Short task:
Wherever "name" appears in a line, copy that line.

Records for this exercise:
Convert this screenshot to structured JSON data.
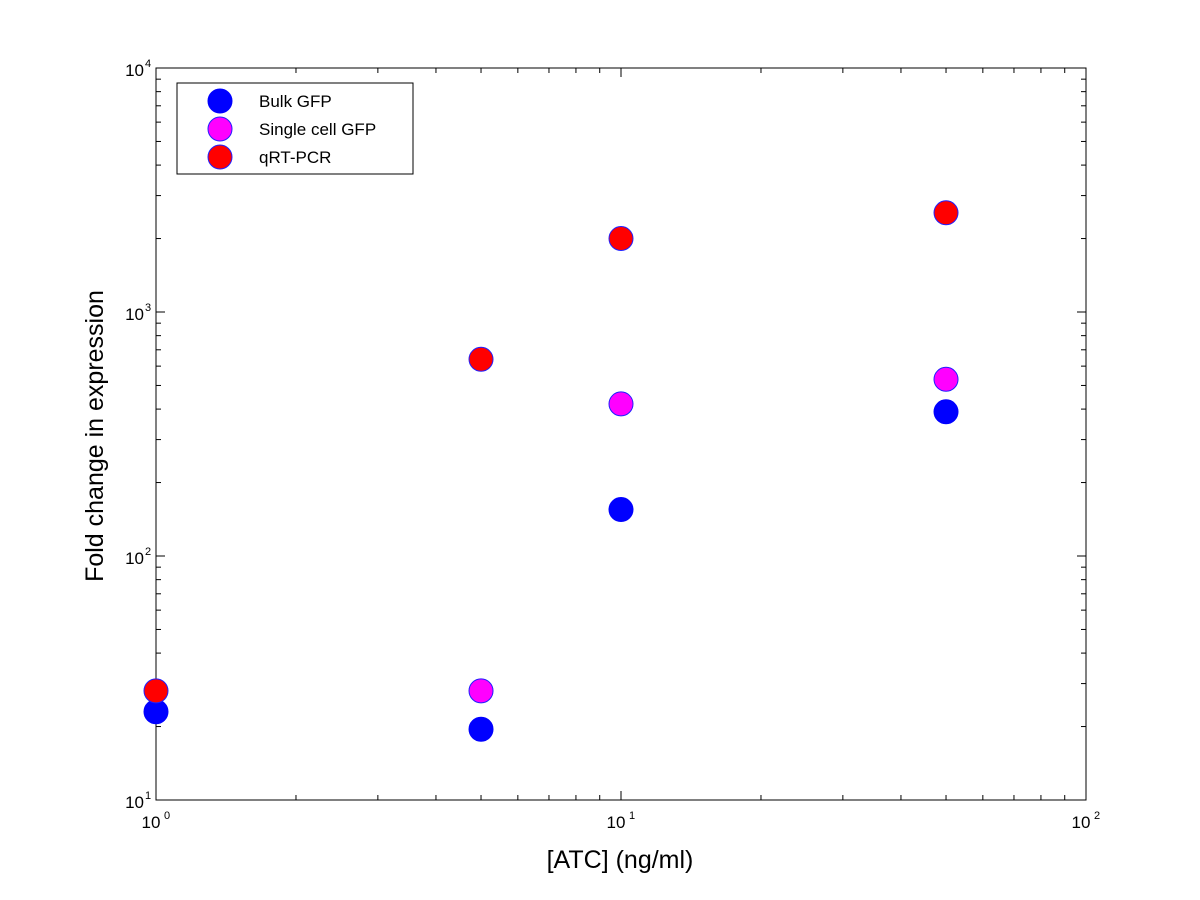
{
  "chart_data": {
    "type": "scatter",
    "title": "",
    "xlabel": "[ATC] (ng/ml)",
    "ylabel": "Fold change in expression",
    "xscale": "log",
    "yscale": "log",
    "xlim": [
      1,
      100
    ],
    "ylim": [
      10,
      10000
    ],
    "x_ticks": [
      {
        "base": "10",
        "exp": "0",
        "value": 1
      },
      {
        "base": "10",
        "exp": "1",
        "value": 10
      },
      {
        "base": "10",
        "exp": "2",
        "value": 100
      }
    ],
    "y_ticks": [
      {
        "base": "10",
        "exp": "1",
        "value": 10
      },
      {
        "base": "10",
        "exp": "2",
        "value": 100
      },
      {
        "base": "10",
        "exp": "3",
        "value": 1000
      },
      {
        "base": "10",
        "exp": "4",
        "value": 10000
      }
    ],
    "grid": false,
    "legend_position": "top-left",
    "series": [
      {
        "name": "Bulk GFP",
        "color": "#0000ff",
        "edge": "#0000ff",
        "points": [
          {
            "x": 1,
            "y": 23
          },
          {
            "x": 5,
            "y": 19.5
          },
          {
            "x": 10,
            "y": 155
          },
          {
            "x": 50,
            "y": 390
          }
        ]
      },
      {
        "name": "Single cell GFP",
        "color": "#ff00ff",
        "edge": "#2020ff",
        "points": [
          {
            "x": 5,
            "y": 28
          },
          {
            "x": 10,
            "y": 420
          },
          {
            "x": 50,
            "y": 530
          }
        ]
      },
      {
        "name": "qRT-PCR",
        "color": "#ff0000",
        "edge": "#2020ff",
        "points": [
          {
            "x": 1,
            "y": 28
          },
          {
            "x": 5,
            "y": 640
          },
          {
            "x": 10,
            "y": 2000
          },
          {
            "x": 50,
            "y": 2550
          }
        ]
      }
    ]
  }
}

Final result:
        "name": "Bulk GFP",
        "name": "Single cell GFP",
        "name": "qRT-PCR",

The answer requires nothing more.